*PROBLEM TO WORK ON*
Send back the records in full, character for character.

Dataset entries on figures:
• • • • •
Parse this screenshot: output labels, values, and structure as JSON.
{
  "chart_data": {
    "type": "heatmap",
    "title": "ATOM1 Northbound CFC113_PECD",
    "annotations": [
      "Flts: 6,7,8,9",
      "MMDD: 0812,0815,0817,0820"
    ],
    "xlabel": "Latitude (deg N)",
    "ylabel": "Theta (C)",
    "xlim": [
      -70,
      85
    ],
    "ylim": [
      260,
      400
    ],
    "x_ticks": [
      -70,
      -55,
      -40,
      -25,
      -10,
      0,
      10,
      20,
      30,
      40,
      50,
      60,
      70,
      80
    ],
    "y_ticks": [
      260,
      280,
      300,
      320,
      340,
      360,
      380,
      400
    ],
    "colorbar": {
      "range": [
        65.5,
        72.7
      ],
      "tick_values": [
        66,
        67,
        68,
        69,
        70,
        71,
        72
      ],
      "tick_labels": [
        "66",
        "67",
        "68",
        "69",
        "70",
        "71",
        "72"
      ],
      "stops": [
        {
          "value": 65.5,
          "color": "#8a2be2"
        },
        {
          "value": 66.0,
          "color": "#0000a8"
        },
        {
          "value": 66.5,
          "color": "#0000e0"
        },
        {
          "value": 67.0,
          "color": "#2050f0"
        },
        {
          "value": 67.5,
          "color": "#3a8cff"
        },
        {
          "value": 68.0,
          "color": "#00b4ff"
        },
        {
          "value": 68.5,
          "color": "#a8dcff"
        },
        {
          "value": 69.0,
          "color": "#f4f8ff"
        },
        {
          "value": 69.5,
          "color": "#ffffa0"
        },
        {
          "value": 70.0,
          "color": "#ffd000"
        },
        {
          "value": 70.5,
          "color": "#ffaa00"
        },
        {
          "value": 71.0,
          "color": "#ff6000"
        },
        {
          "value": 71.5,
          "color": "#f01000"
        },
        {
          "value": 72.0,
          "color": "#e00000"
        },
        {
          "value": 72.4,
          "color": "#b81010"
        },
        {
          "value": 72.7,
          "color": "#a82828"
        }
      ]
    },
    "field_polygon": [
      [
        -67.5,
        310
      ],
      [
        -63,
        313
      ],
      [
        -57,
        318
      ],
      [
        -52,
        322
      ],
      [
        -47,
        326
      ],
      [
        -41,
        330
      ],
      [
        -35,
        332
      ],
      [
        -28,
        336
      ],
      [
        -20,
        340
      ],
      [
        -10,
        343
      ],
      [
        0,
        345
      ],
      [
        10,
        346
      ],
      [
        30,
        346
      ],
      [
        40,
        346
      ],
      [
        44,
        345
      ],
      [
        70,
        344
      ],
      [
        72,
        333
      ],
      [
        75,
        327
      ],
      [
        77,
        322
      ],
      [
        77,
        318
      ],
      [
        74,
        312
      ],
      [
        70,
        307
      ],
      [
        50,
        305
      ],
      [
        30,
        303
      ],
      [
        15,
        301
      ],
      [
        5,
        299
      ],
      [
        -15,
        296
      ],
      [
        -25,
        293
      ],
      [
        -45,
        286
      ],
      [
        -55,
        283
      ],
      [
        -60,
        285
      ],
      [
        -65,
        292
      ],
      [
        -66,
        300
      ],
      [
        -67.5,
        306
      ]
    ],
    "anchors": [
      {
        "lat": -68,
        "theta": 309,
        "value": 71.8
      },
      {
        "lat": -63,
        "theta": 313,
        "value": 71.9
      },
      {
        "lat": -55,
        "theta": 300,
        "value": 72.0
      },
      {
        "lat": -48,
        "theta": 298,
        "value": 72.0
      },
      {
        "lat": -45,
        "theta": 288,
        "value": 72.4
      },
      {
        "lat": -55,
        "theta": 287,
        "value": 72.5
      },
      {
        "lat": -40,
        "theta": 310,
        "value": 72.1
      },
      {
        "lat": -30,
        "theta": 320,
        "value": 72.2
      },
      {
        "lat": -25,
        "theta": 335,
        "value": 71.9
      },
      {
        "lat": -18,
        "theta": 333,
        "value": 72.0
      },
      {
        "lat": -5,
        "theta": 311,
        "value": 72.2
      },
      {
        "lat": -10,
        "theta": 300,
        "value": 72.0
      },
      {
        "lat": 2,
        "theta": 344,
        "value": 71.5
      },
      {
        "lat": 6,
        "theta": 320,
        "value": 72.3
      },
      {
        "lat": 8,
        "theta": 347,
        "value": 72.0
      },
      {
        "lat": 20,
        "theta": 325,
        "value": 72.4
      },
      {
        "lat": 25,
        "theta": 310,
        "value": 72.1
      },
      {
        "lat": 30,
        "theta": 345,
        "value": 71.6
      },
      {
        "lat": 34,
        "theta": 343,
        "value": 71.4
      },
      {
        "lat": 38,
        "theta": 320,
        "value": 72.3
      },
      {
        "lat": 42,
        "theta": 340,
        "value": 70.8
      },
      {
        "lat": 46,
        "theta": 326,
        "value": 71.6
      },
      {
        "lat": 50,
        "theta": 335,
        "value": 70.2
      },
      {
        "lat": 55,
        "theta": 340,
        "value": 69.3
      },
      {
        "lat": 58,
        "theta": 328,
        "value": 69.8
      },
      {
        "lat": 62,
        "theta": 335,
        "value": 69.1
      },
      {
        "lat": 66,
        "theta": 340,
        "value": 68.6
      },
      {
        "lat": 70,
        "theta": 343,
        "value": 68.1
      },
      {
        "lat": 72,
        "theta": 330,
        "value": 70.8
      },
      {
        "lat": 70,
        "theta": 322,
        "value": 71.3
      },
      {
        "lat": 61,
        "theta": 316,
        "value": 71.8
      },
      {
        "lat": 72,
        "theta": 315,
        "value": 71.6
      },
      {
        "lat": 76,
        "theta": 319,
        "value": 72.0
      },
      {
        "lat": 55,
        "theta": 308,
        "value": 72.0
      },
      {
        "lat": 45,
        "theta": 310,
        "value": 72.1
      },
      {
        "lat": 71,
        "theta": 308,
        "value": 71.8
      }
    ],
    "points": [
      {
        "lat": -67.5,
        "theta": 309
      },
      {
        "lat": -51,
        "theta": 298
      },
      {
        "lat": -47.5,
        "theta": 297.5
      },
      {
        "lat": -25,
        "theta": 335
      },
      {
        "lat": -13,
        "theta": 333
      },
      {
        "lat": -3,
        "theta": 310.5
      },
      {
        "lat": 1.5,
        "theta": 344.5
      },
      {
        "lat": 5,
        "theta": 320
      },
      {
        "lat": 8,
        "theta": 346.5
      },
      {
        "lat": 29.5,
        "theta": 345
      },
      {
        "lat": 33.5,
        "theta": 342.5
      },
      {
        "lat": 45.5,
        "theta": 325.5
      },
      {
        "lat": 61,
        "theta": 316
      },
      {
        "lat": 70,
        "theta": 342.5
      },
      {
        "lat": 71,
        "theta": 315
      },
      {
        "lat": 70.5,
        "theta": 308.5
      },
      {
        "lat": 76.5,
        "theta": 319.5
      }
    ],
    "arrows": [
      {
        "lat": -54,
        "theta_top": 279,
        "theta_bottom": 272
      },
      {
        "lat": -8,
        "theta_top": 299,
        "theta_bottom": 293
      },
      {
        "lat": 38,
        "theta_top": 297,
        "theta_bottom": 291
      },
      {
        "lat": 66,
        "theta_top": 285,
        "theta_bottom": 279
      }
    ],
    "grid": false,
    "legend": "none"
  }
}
• • • • •
*COMPLETED TASK*
Parse this screenshot: output labels, values, and structure as JSON.
{
  "chart_data": {
    "type": "heatmap",
    "title": "ATOM1 Northbound CFC113_PECD",
    "annotations": [
      "Flts: 6,7,8,9",
      "MMDD: 0812,0815,0817,0820"
    ],
    "xlabel": "Latitude (deg N)",
    "ylabel": "Theta (C)",
    "xlim": [
      -70,
      85
    ],
    "ylim": [
      260,
      400
    ],
    "x_ticks": [
      -70,
      -55,
      -40,
      -25,
      -10,
      0,
      10,
      20,
      30,
      40,
      50,
      60,
      70,
      80
    ],
    "y_ticks": [
      260,
      280,
      300,
      320,
      340,
      360,
      380,
      400
    ],
    "colorbar": {
      "range": [
        65.5,
        72.7
      ],
      "tick_values": [
        66,
        67,
        68,
        69,
        70,
        71,
        72
      ],
      "tick_labels": [
        "66",
        "67",
        "68",
        "69",
        "70",
        "71",
        "72"
      ],
      "stops": [
        {
          "value": 65.5,
          "color": "#8a2be2"
        },
        {
          "value": 66.0,
          "color": "#0000a8"
        },
        {
          "value": 66.5,
          "color": "#0000e0"
        },
        {
          "value": 67.0,
          "color": "#2050f0"
        },
        {
          "value": 67.5,
          "color": "#3a8cff"
        },
        {
          "value": 68.0,
          "color": "#00b4ff"
        },
        {
          "value": 68.5,
          "color": "#a8dcff"
        },
        {
          "value": 69.0,
          "color": "#f4f8ff"
        },
        {
          "value": 69.5,
          "color": "#ffffa0"
        },
        {
          "value": 70.0,
          "color": "#ffd000"
        },
        {
          "value": 70.5,
          "color": "#ffaa00"
        },
        {
          "value": 71.0,
          "color": "#ff6000"
        },
        {
          "value": 71.5,
          "color": "#f01000"
        },
        {
          "value": 72.0,
          "color": "#e00000"
        },
        {
          "value": 72.4,
          "color": "#b81010"
        },
        {
          "value": 72.7,
          "color": "#a82828"
        }
      ]
    },
    "field_polygon": [
      [
        -67.5,
        310
      ],
      [
        -63,
        313
      ],
      [
        -57,
        318
      ],
      [
        -52,
        322
      ],
      [
        -47,
        326
      ],
      [
        -41,
        330
      ],
      [
        -35,
        332
      ],
      [
        -28,
        336
      ],
      [
        -20,
        340
      ],
      [
        -10,
        343
      ],
      [
        0,
        345
      ],
      [
        10,
        346
      ],
      [
        30,
        346
      ],
      [
        40,
        346
      ],
      [
        44,
        345
      ],
      [
        70,
        344
      ],
      [
        72,
        333
      ],
      [
        75,
        327
      ],
      [
        77,
        322
      ],
      [
        77,
        318
      ],
      [
        74,
        312
      ],
      [
        70,
        307
      ],
      [
        50,
        305
      ],
      [
        30,
        303
      ],
      [
        15,
        301
      ],
      [
        5,
        299
      ],
      [
        -15,
        296
      ],
      [
        -25,
        293
      ],
      [
        -45,
        286
      ],
      [
        -55,
        283
      ],
      [
        -60,
        285
      ],
      [
        -65,
        292
      ],
      [
        -66,
        300
      ],
      [
        -67.5,
        306
      ]
    ],
    "anchors": [
      {
        "lat": -68,
        "theta": 309,
        "value": 71.8
      },
      {
        "lat": -63,
        "theta": 313,
        "value": 71.9
      },
      {
        "lat": -55,
        "theta": 300,
        "value": 72.0
      },
      {
        "lat": -48,
        "theta": 298,
        "value": 72.0
      },
      {
        "lat": -45,
        "theta": 288,
        "value": 72.4
      },
      {
        "lat": -55,
        "theta": 287,
        "value": 72.5
      },
      {
        "lat": -40,
        "theta": 310,
        "value": 72.1
      },
      {
        "lat": -30,
        "theta": 320,
        "value": 72.2
      },
      {
        "lat": -25,
        "theta": 335,
        "value": 71.9
      },
      {
        "lat": -18,
        "theta": 333,
        "value": 72.0
      },
      {
        "lat": -5,
        "theta": 311,
        "value": 72.2
      },
      {
        "lat": -10,
        "theta": 300,
        "value": 72.0
      },
      {
        "lat": 2,
        "theta": 344,
        "value": 71.5
      },
      {
        "lat": 6,
        "theta": 320,
        "value": 72.3
      },
      {
        "lat": 8,
        "theta": 347,
        "value": 72.0
      },
      {
        "lat": 20,
        "theta": 325,
        "value": 72.4
      },
      {
        "lat": 25,
        "theta": 310,
        "value": 72.1
      },
      {
        "lat": 30,
        "theta": 345,
        "value": 71.6
      },
      {
        "lat": 34,
        "theta": 343,
        "value": 71.4
      },
      {
        "lat": 38,
        "theta": 320,
        "value": 72.3
      },
      {
        "lat": 42,
        "theta": 340,
        "value": 70.8
      },
      {
        "lat": 46,
        "theta": 326,
        "value": 71.6
      },
      {
        "lat": 50,
        "theta": 335,
        "value": 70.2
      },
      {
        "lat": 55,
        "theta": 340,
        "value": 69.3
      },
      {
        "lat": 58,
        "theta": 328,
        "value": 69.8
      },
      {
        "lat": 62,
        "theta": 335,
        "value": 69.1
      },
      {
        "lat": 66,
        "theta": 340,
        "value": 68.6
      },
      {
        "lat": 70,
        "theta": 343,
        "value": 68.1
      },
      {
        "lat": 72,
        "theta": 330,
        "value": 70.8
      },
      {
        "lat": 70,
        "theta": 322,
        "value": 71.3
      },
      {
        "lat": 61,
        "theta": 316,
        "value": 71.8
      },
      {
        "lat": 72,
        "theta": 315,
        "value": 71.6
      },
      {
        "lat": 76,
        "theta": 319,
        "value": 72.0
      },
      {
        "lat": 55,
        "theta": 308,
        "value": 72.0
      },
      {
        "lat": 45,
        "theta": 310,
        "value": 72.1
      },
      {
        "lat": 71,
        "theta": 308,
        "value": 71.8
      }
    ],
    "points": [
      {
        "lat": -67.5,
        "theta": 309
      },
      {
        "lat": -51,
        "theta": 298
      },
      {
        "lat": -47.5,
        "theta": 297.5
      },
      {
        "lat": -25,
        "theta": 335
      },
      {
        "lat": -13,
        "theta": 333
      },
      {
        "lat": -3,
        "theta": 310.5
      },
      {
        "lat": 1.5,
        "theta": 344.5
      },
      {
        "lat": 5,
        "theta": 320
      },
      {
        "lat": 8,
        "theta": 346.5
      },
      {
        "lat": 29.5,
        "theta": 345
      },
      {
        "lat": 33.5,
        "theta": 342.5
      },
      {
        "lat": 45.5,
        "theta": 325.5
      },
      {
        "lat": 61,
        "theta": 316
      },
      {
        "lat": 70,
        "theta": 342.5
      },
      {
        "lat": 71,
        "theta": 315
      },
      {
        "lat": 70.5,
        "theta": 308.5
      },
      {
        "lat": 76.5,
        "theta": 319.5
      }
    ],
    "arrows": [
      {
        "lat": -54,
        "theta_top": 279,
        "theta_bottom": 272
      },
      {
        "lat": -8,
        "theta_top": 299,
        "theta_bottom": 293
      },
      {
        "lat": 38,
        "theta_top": 297,
        "theta_bottom": 291
      },
      {
        "lat": 66,
        "theta_top": 285,
        "theta_bottom": 279
      }
    ],
    "grid": false,
    "legend": "none"
  }
}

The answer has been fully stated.